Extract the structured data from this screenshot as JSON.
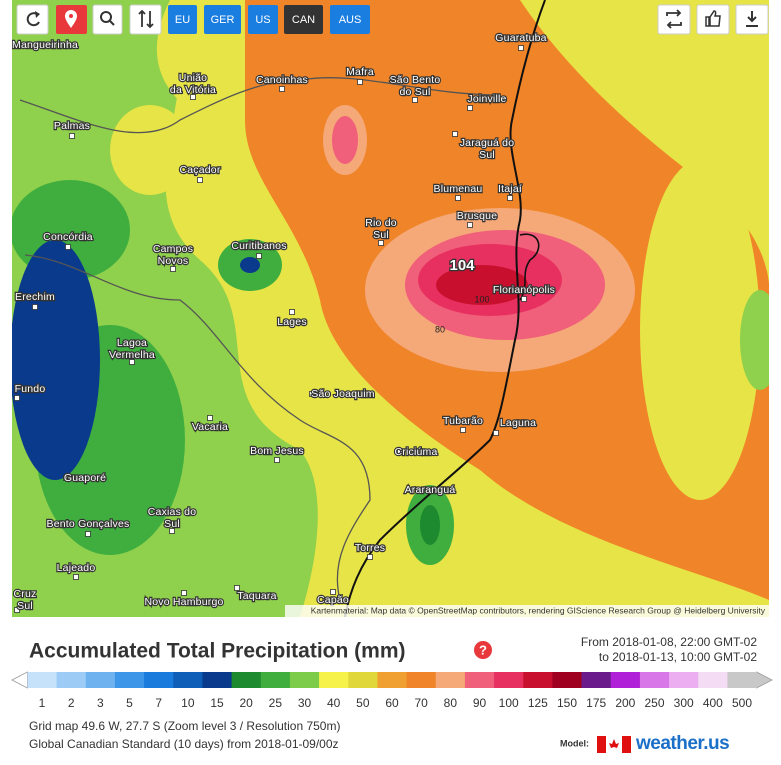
{
  "toolbar": {
    "models": [
      "EU",
      "GER",
      "US",
      "CAN",
      "AUS"
    ],
    "active_model": "CAN"
  },
  "map": {
    "places": [
      {
        "lines": [
          "Mangueirinha"
        ]
      },
      {
        "lines": [
          "Guaratuba"
        ]
      },
      {
        "lines": [
          "União",
          "da Vitória"
        ]
      },
      {
        "lines": [
          "Canoinhas"
        ]
      },
      {
        "lines": [
          "Mafra"
        ]
      },
      {
        "lines": [
          "São Bento",
          "do Sul"
        ]
      },
      {
        "lines": [
          "Joinville"
        ]
      },
      {
        "lines": [
          "Palmas"
        ]
      },
      {
        "lines": [
          "Jaraguá do",
          "Sul"
        ]
      },
      {
        "lines": [
          "Caçador"
        ]
      },
      {
        "lines": [
          "Blumenau"
        ]
      },
      {
        "lines": [
          "Itajaí"
        ]
      },
      {
        "lines": [
          "Brusque"
        ]
      },
      {
        "lines": [
          "Rio do",
          "Sul"
        ]
      },
      {
        "lines": [
          "Concórdia"
        ]
      },
      {
        "lines": [
          "Curitibanos"
        ]
      },
      {
        "lines": [
          "Campos",
          "Novos"
        ]
      },
      {
        "lines": [
          "Florianópolis"
        ]
      },
      {
        "lines": [
          "Erechim"
        ]
      },
      {
        "lines": [
          "Lages"
        ]
      },
      {
        "lines": [
          "Lagoa",
          "Vermelha"
        ]
      },
      {
        "lines": [
          "Fundo"
        ]
      },
      {
        "lines": [
          "São Joaquim"
        ]
      },
      {
        "lines": [
          "Vacaria"
        ]
      },
      {
        "lines": [
          "Tubarão"
        ]
      },
      {
        "lines": [
          "Laguna"
        ]
      },
      {
        "lines": [
          "Bom Jesus"
        ]
      },
      {
        "lines": [
          "Criciúma"
        ]
      },
      {
        "lines": [
          "Guaporé"
        ]
      },
      {
        "lines": [
          "Araranguá"
        ]
      },
      {
        "lines": [
          "Caxias do",
          "Sul"
        ]
      },
      {
        "lines": [
          "Bento Gonçalves"
        ]
      },
      {
        "lines": [
          "Torres"
        ]
      },
      {
        "lines": [
          "Lajeado"
        ]
      },
      {
        "lines": [
          "Cruz",
          "Sul"
        ]
      },
      {
        "lines": [
          "Novo Hamburgo"
        ]
      },
      {
        "lines": [
          "Taquara"
        ]
      },
      {
        "lines": [
          "Capão"
        ]
      }
    ],
    "max_label": "104",
    "contours": [
      "100",
      "80"
    ],
    "attribution": "Kartenmaterial: Map data © OpenStreetMap contributors, rendering GIScience Research Group @ Heidelberg University"
  },
  "legend": {
    "title": "Accumulated Total Precipitation (mm)",
    "from": "From 2018-01-08, 22:00 GMT-02",
    "to": "to 2018-01-13, 10:00 GMT-02",
    "scale": [
      {
        "value": 1,
        "color": "#c6e2fa"
      },
      {
        "value": 2,
        "color": "#9ccbf5"
      },
      {
        "value": 3,
        "color": "#6eb3f0"
      },
      {
        "value": 5,
        "color": "#3d96e8"
      },
      {
        "value": 7,
        "color": "#1b7bdc"
      },
      {
        "value": 10,
        "color": "#0f5fb8"
      },
      {
        "value": 15,
        "color": "#0a3a8c"
      },
      {
        "value": 20,
        "color": "#1d8a2f"
      },
      {
        "value": 25,
        "color": "#3fae3f"
      },
      {
        "value": 30,
        "color": "#7ccc4a"
      },
      {
        "value": 40,
        "color": "#f7f24a"
      },
      {
        "value": 50,
        "color": "#e0d83a"
      },
      {
        "value": 60,
        "color": "#f0a030"
      },
      {
        "value": 70,
        "color": "#f08428"
      },
      {
        "value": 80,
        "color": "#f5a878"
      },
      {
        "value": 90,
        "color": "#f0607a"
      },
      {
        "value": 100,
        "color": "#e83060"
      },
      {
        "value": 125,
        "color": "#c8102e"
      },
      {
        "value": 150,
        "color": "#a00020"
      },
      {
        "value": 175,
        "color": "#6a1a8a"
      },
      {
        "value": 200,
        "color": "#b020d8"
      },
      {
        "value": 250,
        "color": "#d878e8"
      },
      {
        "value": 300,
        "color": "#ecaef0"
      },
      {
        "value": 400,
        "color": "#f4dcf4"
      },
      {
        "value": 500,
        "color": "#c8c8c8"
      }
    ]
  },
  "info": [
    "Grid map 49.6 W, 27.7 S (Zoom level 3 / Resolution 750m)",
    "Global Canadian Standard (10 days) from 2018-01-09/00z"
  ],
  "model_label": "Model:",
  "brand": "weather.us"
}
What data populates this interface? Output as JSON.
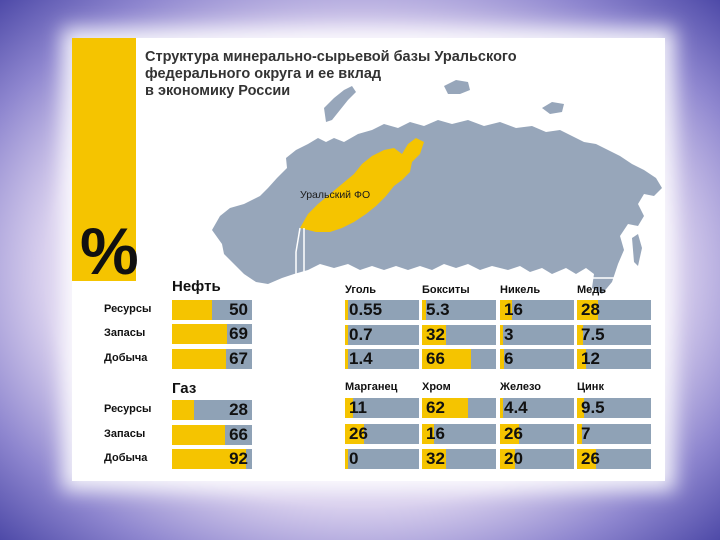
{
  "title": {
    "line1": "Структура минерально-сырьевой базы Уральского",
    "line2": "федерального округа и ее вклад",
    "line3": "в экономику России"
  },
  "percent_sign": "%",
  "map": {
    "region_label": "Уральский ФО"
  },
  "colors": {
    "accent": "#f5c400",
    "bar_bg": "#8fa2b6",
    "map": "#97a6ba"
  },
  "chart_data": [
    {
      "type": "bar",
      "title": "Нефть",
      "categories": [
        "Ресурсы",
        "Запасы",
        "Добыча"
      ],
      "values": [
        50,
        69,
        67
      ],
      "unit": "%"
    },
    {
      "type": "bar",
      "title": "Газ",
      "categories": [
        "Ресурсы",
        "Запасы",
        "Добыча"
      ],
      "values": [
        28,
        66,
        92
      ],
      "unit": "%"
    },
    {
      "type": "table",
      "minerals": [
        {
          "name": "Уголь",
          "values": [
            "0.55",
            "0.7",
            "1.4"
          ]
        },
        {
          "name": "Бокситы",
          "values": [
            "5.3",
            "32",
            "66"
          ]
        },
        {
          "name": "Никель",
          "values": [
            "16",
            "3",
            "6"
          ]
        },
        {
          "name": "Медь",
          "values": [
            "28",
            "7.5",
            "12"
          ]
        },
        {
          "name": "Марганец",
          "values": [
            "11",
            "26",
            "0"
          ]
        },
        {
          "name": "Хром",
          "values": [
            "62",
            "16",
            "32"
          ]
        },
        {
          "name": "Железо",
          "values": [
            "4.4",
            "26",
            "20"
          ]
        },
        {
          "name": "Цинк",
          "values": [
            "9.5",
            "7",
            "26"
          ]
        }
      ]
    }
  ]
}
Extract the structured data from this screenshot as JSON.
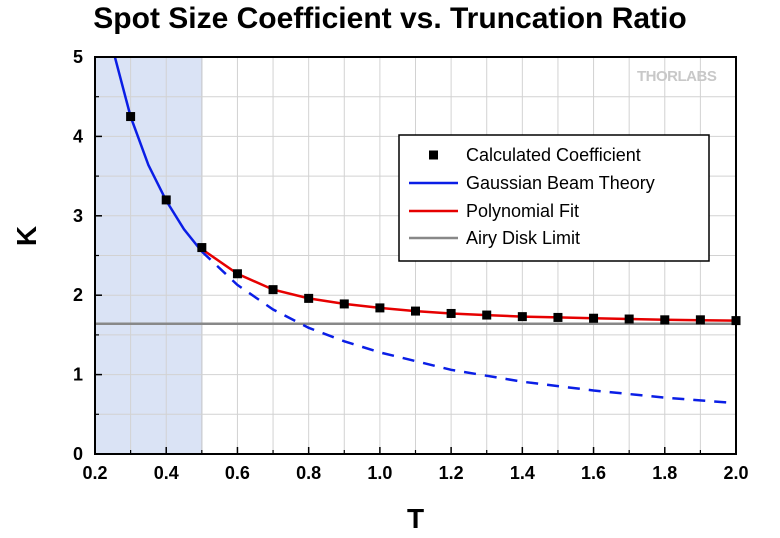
{
  "chart_data": {
    "type": "line",
    "title": "Spot Size Coefficient vs. Truncation Ratio",
    "xlabel": "T",
    "ylabel": "K",
    "xlim": [
      0.2,
      2.0
    ],
    "ylim": [
      0,
      5
    ],
    "x_ticks": [
      "0.2",
      "0.4",
      "0.6",
      "0.8",
      "1.0",
      "1.2",
      "1.4",
      "1.6",
      "1.8",
      "2.0"
    ],
    "y_ticks": [
      "0",
      "1",
      "2",
      "3",
      "4",
      "5"
    ],
    "grid": true,
    "shaded_region": {
      "x_range": [
        0.2,
        0.5
      ],
      "color": "#dae3f5"
    },
    "legend_position": "upper-right",
    "watermark": "THORLABS",
    "series": [
      {
        "name": "Calculated Coefficient",
        "style": "markers",
        "marker": "square",
        "color": "#000000",
        "x": [
          0.3,
          0.4,
          0.5,
          0.6,
          0.7,
          0.8,
          0.9,
          1.0,
          1.1,
          1.2,
          1.3,
          1.4,
          1.5,
          1.6,
          1.7,
          1.8,
          1.9,
          2.0
        ],
        "y": [
          4.25,
          3.2,
          2.6,
          2.27,
          2.07,
          1.96,
          1.89,
          1.84,
          1.8,
          1.77,
          1.75,
          1.73,
          1.72,
          1.71,
          1.7,
          1.69,
          1.69,
          1.68
        ]
      },
      {
        "name": "Gaussian Beam Theory",
        "style": "line",
        "dashed_after_x": 0.5,
        "color": "#0a1ee6",
        "x": [
          0.25,
          0.3,
          0.35,
          0.4,
          0.45,
          0.5,
          0.6,
          0.7,
          0.8,
          0.9,
          1.0,
          1.2,
          1.4,
          1.6,
          1.8,
          2.0
        ],
        "y": [
          5.1,
          4.25,
          3.64,
          3.19,
          2.83,
          2.55,
          2.13,
          1.82,
          1.59,
          1.42,
          1.28,
          1.06,
          0.91,
          0.8,
          0.71,
          0.64
        ]
      },
      {
        "name": "Polynomial Fit",
        "style": "line",
        "color": "#e60000",
        "x": [
          0.5,
          0.6,
          0.7,
          0.8,
          0.9,
          1.0,
          1.1,
          1.2,
          1.3,
          1.4,
          1.5,
          1.6,
          1.7,
          1.8,
          1.9,
          2.0
        ],
        "y": [
          2.58,
          2.27,
          2.07,
          1.96,
          1.89,
          1.84,
          1.8,
          1.77,
          1.75,
          1.73,
          1.72,
          1.71,
          1.7,
          1.69,
          1.685,
          1.68
        ]
      },
      {
        "name": "Airy Disk Limit",
        "style": "line",
        "color": "#888888",
        "x": [
          0.2,
          2.0
        ],
        "y": [
          1.64,
          1.64
        ]
      }
    ]
  }
}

════════════════════

From the listing above, copy every line that holds the string "Coefficient".

[Output for this task]
    "title": "Spot Size Coefficient vs. Truncation Ratio",
        "name": "Calculated Coefficient",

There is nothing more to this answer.